Material provided:

↓

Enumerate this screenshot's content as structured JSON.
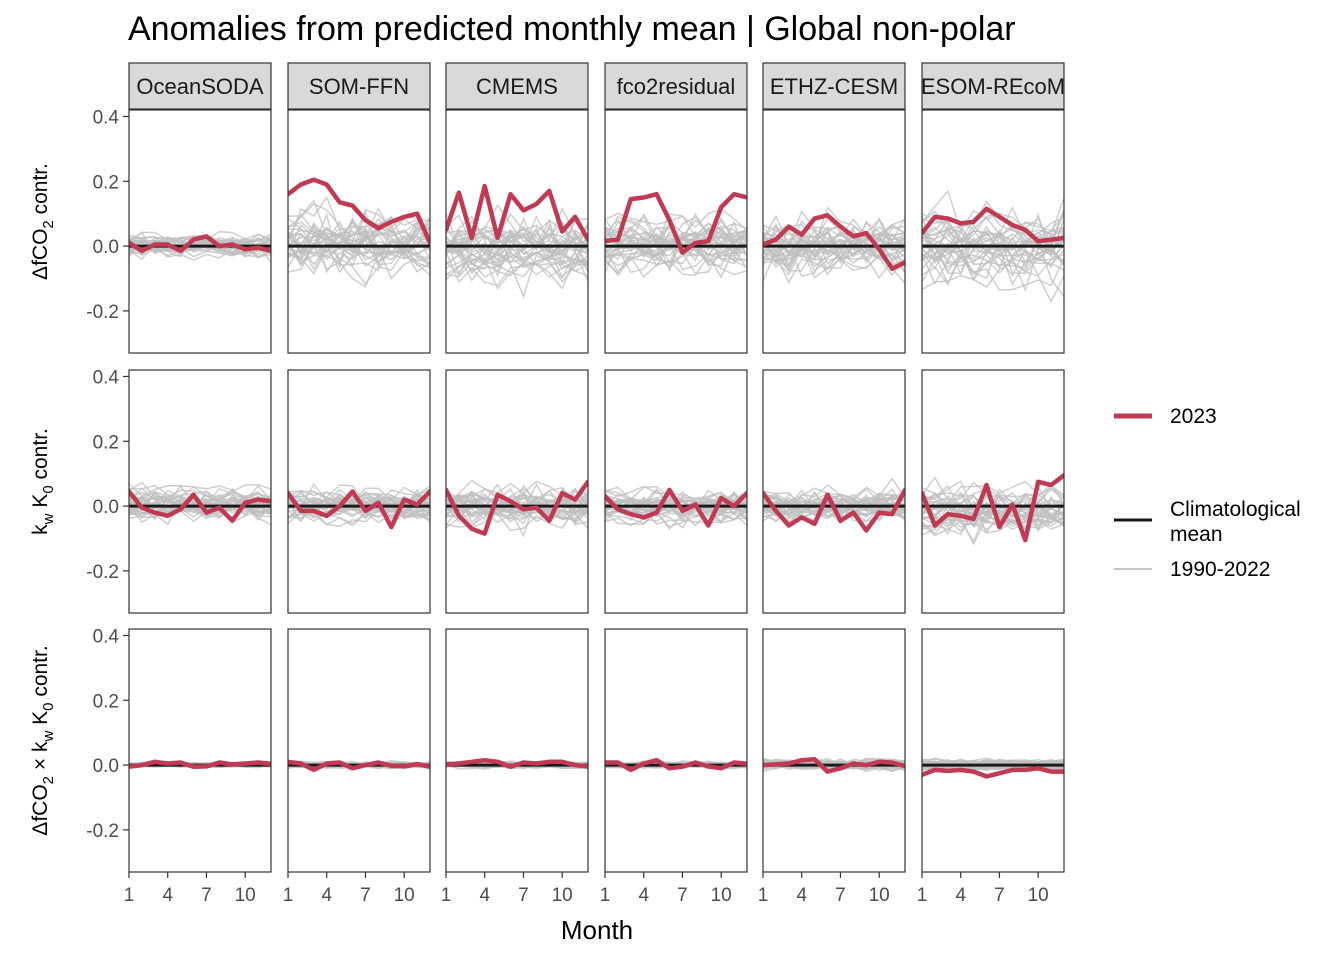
{
  "chart_data": {
    "type": "line",
    "title": "Anomalies from predicted monthly mean | Global non-polar",
    "xlabel": "Month",
    "x": [
      1,
      2,
      3,
      4,
      5,
      6,
      7,
      8,
      9,
      10,
      11,
      12
    ],
    "x_ticks": [
      1,
      4,
      7,
      10
    ],
    "x_tick_labels": [
      "1",
      "4",
      "7",
      "10"
    ],
    "ylim": [
      -0.33,
      0.42
    ],
    "y_ticks": [
      -0.2,
      0.0,
      0.2,
      0.4
    ],
    "y_tick_labels": [
      "-0.2",
      "0.0",
      "0.2",
      "0.4"
    ],
    "columns": [
      "OceanSODA",
      "SOM-FFN",
      "CMEMS",
      "fco2residual",
      "ETHZ-CESM",
      "ESOM-REcoM"
    ],
    "row_labels": [
      {
        "base": "ΔfCO",
        "sub": "2",
        "rest": " contr."
      },
      {
        "base": "k",
        "sub": "w",
        "mid": " K",
        "sub2": "0",
        "rest": " contr."
      },
      {
        "base": "ΔfCO",
        "sub": "2",
        "mid": " × k",
        "sub2": "w",
        "mid2": " K",
        "sub3": "0",
        "rest": " contr."
      }
    ],
    "legend": {
      "items": [
        {
          "label": "2023",
          "color": "#c03a54"
        },
        {
          "label": "Climatological",
          "label2": "mean",
          "color": "#1a1a1a"
        },
        {
          "label": "1990-2022",
          "color": "#c7c7c7"
        }
      ]
    },
    "colors": {
      "year_2023": "#c03a54",
      "climatological_mean": "#1a1a1a",
      "background_years": "#bfbfbf"
    },
    "background_years": {
      "label": "1990-2022",
      "n": 33,
      "spread": [
        [
          0.025,
          0.06,
          0.06,
          0.05,
          0.055,
          0.06
        ],
        [
          0.03,
          0.03,
          0.04,
          0.03,
          0.03,
          0.045
        ],
        [
          0.004,
          0.006,
          0.006,
          0.006,
          0.01,
          0.01
        ]
      ]
    },
    "climatological_mean": 0.0,
    "series_2023": [
      [
        [
          0.01,
          -0.015,
          0.005,
          0.005,
          -0.015,
          0.02,
          0.03,
          0.0,
          0.005,
          -0.01,
          -0.005,
          -0.015
        ],
        [
          0.16,
          0.19,
          0.205,
          0.19,
          0.135,
          0.125,
          0.08,
          0.055,
          0.075,
          0.09,
          0.1,
          0.01
        ],
        [
          0.05,
          0.165,
          0.025,
          0.185,
          0.025,
          0.16,
          0.11,
          0.13,
          0.17,
          0.045,
          0.09,
          0.02
        ],
        [
          0.015,
          0.02,
          0.145,
          0.15,
          0.16,
          0.08,
          -0.02,
          0.01,
          0.015,
          0.12,
          0.16,
          0.15
        ],
        [
          0.005,
          0.02,
          0.06,
          0.035,
          0.085,
          0.095,
          0.06,
          0.03,
          0.04,
          -0.01,
          -0.07,
          -0.05
        ],
        [
          0.04,
          0.09,
          0.085,
          0.07,
          0.075,
          0.115,
          0.09,
          0.065,
          0.05,
          0.015,
          0.02,
          0.025
        ]
      ],
      [
        [
          0.045,
          -0.005,
          -0.02,
          -0.03,
          -0.01,
          0.035,
          -0.02,
          -0.005,
          -0.045,
          0.01,
          0.02,
          0.015
        ],
        [
          0.04,
          -0.015,
          -0.015,
          -0.03,
          0.0,
          0.045,
          -0.015,
          0.01,
          -0.065,
          0.02,
          0.005,
          0.045
        ],
        [
          0.05,
          -0.03,
          -0.07,
          -0.085,
          0.035,
          0.015,
          -0.01,
          -0.005,
          -0.045,
          0.04,
          0.02,
          0.075
        ],
        [
          0.03,
          -0.01,
          -0.025,
          -0.035,
          -0.02,
          0.05,
          -0.015,
          0.005,
          -0.06,
          0.025,
          0.0,
          0.04
        ],
        [
          0.04,
          -0.015,
          -0.06,
          -0.035,
          -0.055,
          0.035,
          -0.045,
          -0.02,
          -0.075,
          -0.02,
          -0.025,
          0.05
        ],
        [
          0.04,
          -0.06,
          -0.025,
          -0.03,
          -0.04,
          0.065,
          -0.065,
          0.005,
          -0.105,
          0.075,
          0.065,
          0.095
        ]
      ],
      [
        [
          -0.005,
          0.0,
          0.01,
          0.005,
          0.008,
          -0.005,
          -0.004,
          0.008,
          0.002,
          0.005,
          0.008,
          0.004
        ],
        [
          0.01,
          0.005,
          -0.015,
          0.005,
          0.008,
          -0.01,
          0.0,
          0.008,
          -0.002,
          -0.004,
          0.003,
          -0.005
        ],
        [
          0.002,
          0.005,
          0.01,
          0.015,
          0.01,
          -0.005,
          0.008,
          0.005,
          0.01,
          0.01,
          0.0,
          -0.004
        ],
        [
          0.008,
          0.008,
          -0.015,
          0.005,
          0.015,
          -0.01,
          -0.005,
          0.008,
          -0.004,
          -0.01,
          0.008,
          0.004
        ],
        [
          0.0,
          0.002,
          0.005,
          0.015,
          0.018,
          -0.02,
          -0.01,
          0.005,
          0.0,
          0.01,
          0.008,
          -0.003
        ],
        [
          -0.03,
          -0.015,
          -0.018,
          -0.015,
          -0.02,
          -0.035,
          -0.025,
          -0.015,
          -0.015,
          -0.01,
          -0.02,
          -0.02
        ]
      ]
    ]
  }
}
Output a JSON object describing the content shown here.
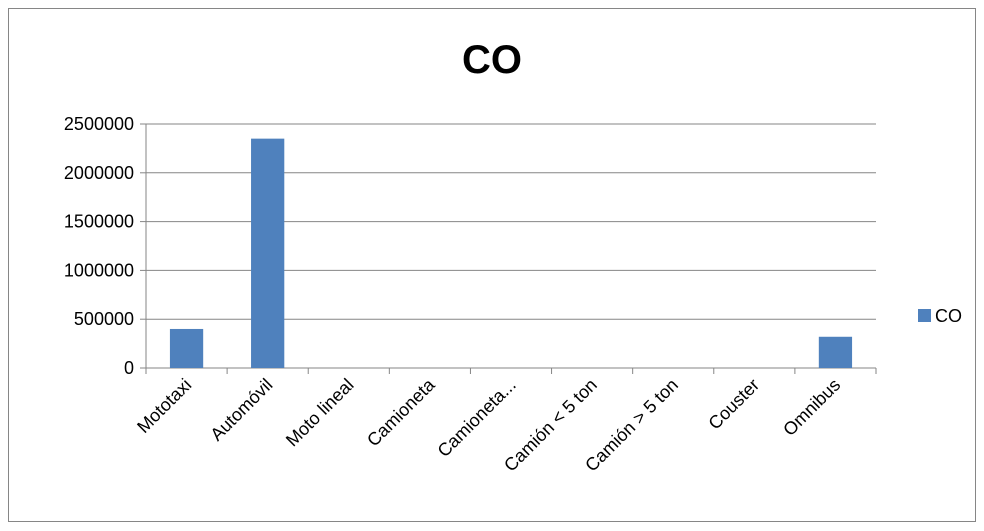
{
  "chart_data": {
    "type": "bar",
    "title": "CO",
    "categories": [
      "Mototaxi",
      "Automóvil",
      "Moto lineal",
      "Camioneta",
      "Camioneta...",
      "Camión < 5 ton",
      "Camión > 5 ton",
      "Couster",
      "Omnibus"
    ],
    "series": [
      {
        "name": "CO",
        "values": [
          400000,
          2350000,
          0,
          0,
          0,
          0,
          0,
          0,
          320000
        ],
        "color": "#4F81BD"
      }
    ],
    "ylim": [
      0,
      2500000
    ],
    "yticks": [
      "0",
      "500000",
      "1000000",
      "1500000",
      "2000000",
      "2500000"
    ],
    "xlabel": "",
    "ylabel": "",
    "grid": true,
    "legend": "right"
  }
}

↑

Given request:
Without including the pictures, return each record above exactly as it stands.

Output for this exercise:
Enumerate this screenshot's content as structured JSON.
{
  "chart_data": {
    "type": "line",
    "title": "Anomalies from predicted monthly mean | Global non-polar",
    "xlabel": "Month",
    "x": [
      1,
      2,
      3,
      4,
      5,
      6,
      7,
      8,
      9,
      10,
      11,
      12
    ],
    "x_ticks": [
      1,
      4,
      7,
      10
    ],
    "x_tick_labels": [
      "1",
      "4",
      "7",
      "10"
    ],
    "ylim": [
      -0.33,
      0.42
    ],
    "y_ticks": [
      -0.2,
      0.0,
      0.2,
      0.4
    ],
    "y_tick_labels": [
      "-0.2",
      "0.0",
      "0.2",
      "0.4"
    ],
    "columns": [
      "OceanSODA",
      "SOM-FFN",
      "CMEMS",
      "fco2residual",
      "ETHZ-CESM",
      "ESOM-REcoM"
    ],
    "row_labels": [
      {
        "base": "ΔfCO",
        "sub": "2",
        "rest": " contr."
      },
      {
        "base": "k",
        "sub": "w",
        "mid": " K",
        "sub2": "0",
        "rest": " contr."
      },
      {
        "base": "ΔfCO",
        "sub": "2",
        "mid": " × k",
        "sub2": "w",
        "mid2": " K",
        "sub3": "0",
        "rest": " contr."
      }
    ],
    "legend": {
      "items": [
        {
          "label": "2023",
          "color": "#c03a54"
        },
        {
          "label": "Climatological",
          "label2": "mean",
          "color": "#1a1a1a"
        },
        {
          "label": "1990-2022",
          "color": "#c7c7c7"
        }
      ]
    },
    "colors": {
      "year_2023": "#c03a54",
      "climatological_mean": "#1a1a1a",
      "background_years": "#bfbfbf"
    },
    "background_years": {
      "label": "1990-2022",
      "n": 33,
      "spread": [
        [
          0.025,
          0.06,
          0.06,
          0.05,
          0.055,
          0.06
        ],
        [
          0.03,
          0.03,
          0.04,
          0.03,
          0.03,
          0.045
        ],
        [
          0.004,
          0.006,
          0.006,
          0.006,
          0.01,
          0.01
        ]
      ]
    },
    "climatological_mean": 0.0,
    "series_2023": [
      [
        [
          0.01,
          -0.015,
          0.005,
          0.005,
          -0.015,
          0.02,
          0.03,
          0.0,
          0.005,
          -0.01,
          -0.005,
          -0.015
        ],
        [
          0.16,
          0.19,
          0.205,
          0.19,
          0.135,
          0.125,
          0.08,
          0.055,
          0.075,
          0.09,
          0.1,
          0.01
        ],
        [
          0.05,
          0.165,
          0.025,
          0.185,
          0.025,
          0.16,
          0.11,
          0.13,
          0.17,
          0.045,
          0.09,
          0.02
        ],
        [
          0.015,
          0.02,
          0.145,
          0.15,
          0.16,
          0.08,
          -0.02,
          0.01,
          0.015,
          0.12,
          0.16,
          0.15
        ],
        [
          0.005,
          0.02,
          0.06,
          0.035,
          0.085,
          0.095,
          0.06,
          0.03,
          0.04,
          -0.01,
          -0.07,
          -0.05
        ],
        [
          0.04,
          0.09,
          0.085,
          0.07,
          0.075,
          0.115,
          0.09,
          0.065,
          0.05,
          0.015,
          0.02,
          0.025
        ]
      ],
      [
        [
          0.045,
          -0.005,
          -0.02,
          -0.03,
          -0.01,
          0.035,
          -0.02,
          -0.005,
          -0.045,
          0.01,
          0.02,
          0.015
        ],
        [
          0.04,
          -0.015,
          -0.015,
          -0.03,
          0.0,
          0.045,
          -0.015,
          0.01,
          -0.065,
          0.02,
          0.005,
          0.045
        ],
        [
          0.05,
          -0.03,
          -0.07,
          -0.085,
          0.035,
          0.015,
          -0.01,
          -0.005,
          -0.045,
          0.04,
          0.02,
          0.075
        ],
        [
          0.03,
          -0.01,
          -0.025,
          -0.035,
          -0.02,
          0.05,
          -0.015,
          0.005,
          -0.06,
          0.025,
          0.0,
          0.04
        ],
        [
          0.04,
          -0.015,
          -0.06,
          -0.035,
          -0.055,
          0.035,
          -0.045,
          -0.02,
          -0.075,
          -0.02,
          -0.025,
          0.05
        ],
        [
          0.04,
          -0.06,
          -0.025,
          -0.03,
          -0.04,
          0.065,
          -0.065,
          0.005,
          -0.105,
          0.075,
          0.065,
          0.095
        ]
      ],
      [
        [
          -0.005,
          0.0,
          0.01,
          0.005,
          0.008,
          -0.005,
          -0.004,
          0.008,
          0.002,
          0.005,
          0.008,
          0.004
        ],
        [
          0.01,
          0.005,
          -0.015,
          0.005,
          0.008,
          -0.01,
          0.0,
          0.008,
          -0.002,
          -0.004,
          0.003,
          -0.005
        ],
        [
          0.002,
          0.005,
          0.01,
          0.015,
          0.01,
          -0.005,
          0.008,
          0.005,
          0.01,
          0.01,
          0.0,
          -0.004
        ],
        [
          0.008,
          0.008,
          -0.015,
          0.005,
          0.015,
          -0.01,
          -0.005,
          0.008,
          -0.004,
          -0.01,
          0.008,
          0.004
        ],
        [
          0.0,
          0.002,
          0.005,
          0.015,
          0.018,
          -0.02,
          -0.01,
          0.005,
          0.0,
          0.01,
          0.008,
          -0.003
        ],
        [
          -0.03,
          -0.015,
          -0.018,
          -0.015,
          -0.02,
          -0.035,
          -0.025,
          -0.015,
          -0.015,
          -0.01,
          -0.02,
          -0.02
        ]
      ]
    ]
  }
}
Output a JSON object describing the content shown here.
{
  "chart_data": {
    "type": "bar",
    "title": "CO",
    "categories": [
      "Mototaxi",
      "Automóvil",
      "Moto lineal",
      "Camioneta",
      "Camioneta...",
      "Camión < 5 ton",
      "Camión > 5 ton",
      "Couster",
      "Omnibus"
    ],
    "series": [
      {
        "name": "CO",
        "values": [
          400000,
          2350000,
          0,
          0,
          0,
          0,
          0,
          0,
          320000
        ],
        "color": "#4F81BD"
      }
    ],
    "ylim": [
      0,
      2500000
    ],
    "yticks": [
      "0",
      "500000",
      "1000000",
      "1500000",
      "2000000",
      "2500000"
    ],
    "xlabel": "",
    "ylabel": "",
    "grid": true,
    "legend": "right"
  }
}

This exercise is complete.